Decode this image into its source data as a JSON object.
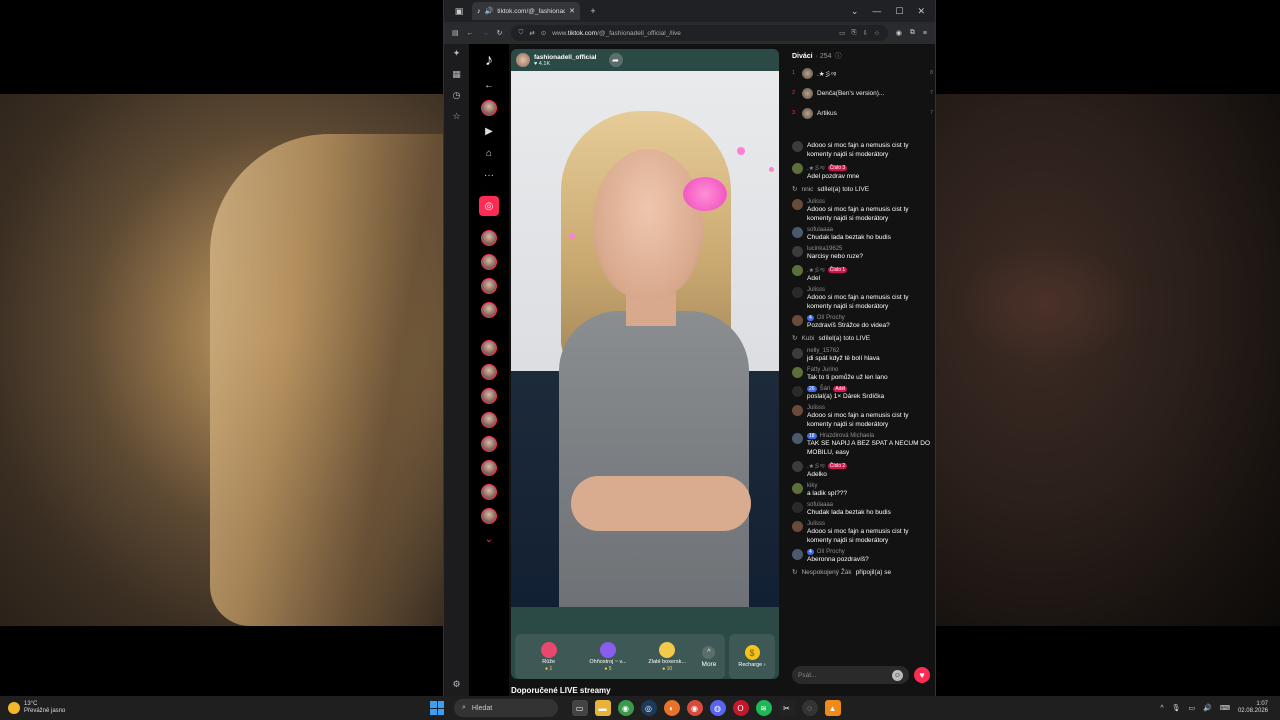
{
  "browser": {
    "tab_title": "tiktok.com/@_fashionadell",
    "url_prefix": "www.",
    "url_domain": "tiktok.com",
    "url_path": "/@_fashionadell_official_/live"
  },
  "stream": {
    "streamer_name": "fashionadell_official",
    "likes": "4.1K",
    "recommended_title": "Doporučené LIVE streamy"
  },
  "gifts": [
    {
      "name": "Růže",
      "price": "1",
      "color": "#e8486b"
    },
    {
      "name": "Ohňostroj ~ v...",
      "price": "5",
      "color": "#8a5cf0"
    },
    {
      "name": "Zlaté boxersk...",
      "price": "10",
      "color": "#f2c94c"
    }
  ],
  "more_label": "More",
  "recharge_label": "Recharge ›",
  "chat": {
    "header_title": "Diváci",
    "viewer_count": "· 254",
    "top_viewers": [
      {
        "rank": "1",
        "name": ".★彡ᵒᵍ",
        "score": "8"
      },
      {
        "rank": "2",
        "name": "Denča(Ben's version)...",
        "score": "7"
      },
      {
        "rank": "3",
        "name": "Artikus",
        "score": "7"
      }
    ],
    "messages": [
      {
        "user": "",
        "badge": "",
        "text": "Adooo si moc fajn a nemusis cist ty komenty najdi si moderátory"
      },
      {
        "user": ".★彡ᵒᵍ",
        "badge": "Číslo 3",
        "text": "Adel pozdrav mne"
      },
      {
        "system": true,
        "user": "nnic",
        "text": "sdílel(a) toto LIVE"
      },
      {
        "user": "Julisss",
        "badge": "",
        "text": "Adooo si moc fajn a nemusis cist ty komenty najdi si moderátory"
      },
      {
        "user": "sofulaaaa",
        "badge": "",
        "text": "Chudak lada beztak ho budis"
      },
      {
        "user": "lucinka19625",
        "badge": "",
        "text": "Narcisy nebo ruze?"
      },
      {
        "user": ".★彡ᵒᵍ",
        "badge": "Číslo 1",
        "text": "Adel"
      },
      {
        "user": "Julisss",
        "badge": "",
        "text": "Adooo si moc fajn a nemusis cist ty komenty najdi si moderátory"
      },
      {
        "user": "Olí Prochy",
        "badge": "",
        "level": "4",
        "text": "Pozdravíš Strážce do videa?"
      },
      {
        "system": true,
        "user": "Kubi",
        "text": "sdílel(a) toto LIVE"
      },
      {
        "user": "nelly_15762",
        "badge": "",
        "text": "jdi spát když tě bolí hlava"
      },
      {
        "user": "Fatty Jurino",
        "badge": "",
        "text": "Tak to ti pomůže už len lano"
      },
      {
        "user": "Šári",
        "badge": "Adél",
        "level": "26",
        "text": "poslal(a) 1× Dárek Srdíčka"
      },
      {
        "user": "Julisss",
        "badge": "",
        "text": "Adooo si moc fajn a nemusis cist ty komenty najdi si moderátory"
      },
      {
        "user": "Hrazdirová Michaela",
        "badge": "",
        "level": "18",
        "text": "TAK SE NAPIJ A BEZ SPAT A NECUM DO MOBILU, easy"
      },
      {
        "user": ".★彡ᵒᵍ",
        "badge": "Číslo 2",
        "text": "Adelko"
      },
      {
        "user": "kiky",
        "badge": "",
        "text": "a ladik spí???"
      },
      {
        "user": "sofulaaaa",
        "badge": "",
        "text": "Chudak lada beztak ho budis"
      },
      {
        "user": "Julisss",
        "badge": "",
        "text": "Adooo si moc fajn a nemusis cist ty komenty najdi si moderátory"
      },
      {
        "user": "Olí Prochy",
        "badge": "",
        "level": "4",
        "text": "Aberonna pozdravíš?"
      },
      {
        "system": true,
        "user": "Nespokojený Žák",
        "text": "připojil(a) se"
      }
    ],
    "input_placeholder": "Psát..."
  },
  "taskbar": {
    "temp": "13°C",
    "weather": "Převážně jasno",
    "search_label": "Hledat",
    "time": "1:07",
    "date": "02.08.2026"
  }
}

## Task to carry out
Every record above should be written out again exactly; the pictures stay out of the copy.

## Exercise response
Decode this image into its source data as a JSON object.
{
  "browser": {
    "tab_title": "tiktok.com/@_fashionadell",
    "url_prefix": "www.",
    "url_domain": "tiktok.com",
    "url_path": "/@_fashionadell_official_/live"
  },
  "stream": {
    "streamer_name": "fashionadell_official",
    "likes": "4.1K",
    "recommended_title": "Doporučené LIVE streamy"
  },
  "gifts": [
    {
      "name": "Růže",
      "price": "1",
      "color": "#e8486b"
    },
    {
      "name": "Ohňostroj ~ v...",
      "price": "5",
      "color": "#8a5cf0"
    },
    {
      "name": "Zlaté boxersk...",
      "price": "10",
      "color": "#f2c94c"
    }
  ],
  "more_label": "More",
  "recharge_label": "Recharge ›",
  "chat": {
    "header_title": "Diváci",
    "viewer_count": "· 254",
    "top_viewers": [
      {
        "rank": "1",
        "name": ".★彡ᵒᵍ",
        "score": "8"
      },
      {
        "rank": "2",
        "name": "Denča(Ben's version)...",
        "score": "7"
      },
      {
        "rank": "3",
        "name": "Artikus",
        "score": "7"
      }
    ],
    "messages": [
      {
        "user": "",
        "badge": "",
        "text": "Adooo si moc fajn a nemusis cist ty komenty najdi si moderátory"
      },
      {
        "user": ".★彡ᵒᵍ",
        "badge": "Číslo 3",
        "text": "Adel pozdrav mne"
      },
      {
        "system": true,
        "user": "nnic",
        "text": "sdílel(a) toto LIVE"
      },
      {
        "user": "Julisss",
        "badge": "",
        "text": "Adooo si moc fajn a nemusis cist ty komenty najdi si moderátory"
      },
      {
        "user": "sofulaaaa",
        "badge": "",
        "text": "Chudak lada beztak ho budis"
      },
      {
        "user": "lucinka19625",
        "badge": "",
        "text": "Narcisy nebo ruze?"
      },
      {
        "user": ".★彡ᵒᵍ",
        "badge": "Číslo 1",
        "text": "Adel"
      },
      {
        "user": "Julisss",
        "badge": "",
        "text": "Adooo si moc fajn a nemusis cist ty komenty najdi si moderátory"
      },
      {
        "user": "Olí Prochy",
        "badge": "",
        "level": "4",
        "text": "Pozdravíš Strážce do videa?"
      },
      {
        "system": true,
        "user": "Kubi",
        "text": "sdílel(a) toto LIVE"
      },
      {
        "user": "nelly_15762",
        "badge": "",
        "text": "jdi spát když tě bolí hlava"
      },
      {
        "user": "Fatty Jurino",
        "badge": "",
        "text": "Tak to ti pomůže už len lano"
      },
      {
        "user": "Šári",
        "badge": "Adél",
        "level": "26",
        "text": "poslal(a) 1× Dárek Srdíčka"
      },
      {
        "user": "Julisss",
        "badge": "",
        "text": "Adooo si moc fajn a nemusis cist ty komenty najdi si moderátory"
      },
      {
        "user": "Hrazdirová Michaela",
        "badge": "",
        "level": "18",
        "text": "TAK SE NAPIJ A BEZ SPAT A NECUM DO MOBILU, easy"
      },
      {
        "user": ".★彡ᵒᵍ",
        "badge": "Číslo 2",
        "text": "Adelko"
      },
      {
        "user": "kiky",
        "badge": "",
        "text": "a ladik spí???"
      },
      {
        "user": "sofulaaaa",
        "badge": "",
        "text": "Chudak lada beztak ho budis"
      },
      {
        "user": "Julisss",
        "badge": "",
        "text": "Adooo si moc fajn a nemusis cist ty komenty najdi si moderátory"
      },
      {
        "user": "Olí Prochy",
        "badge": "",
        "level": "4",
        "text": "Aberonna pozdravíš?"
      },
      {
        "system": true,
        "user": "Nespokojený Žák",
        "text": "připojil(a) se"
      }
    ],
    "input_placeholder": "Psát..."
  },
  "taskbar": {
    "temp": "13°C",
    "weather": "Převážně jasno",
    "search_label": "Hledat",
    "time": "1:07",
    "date": "02.08.2026"
  }
}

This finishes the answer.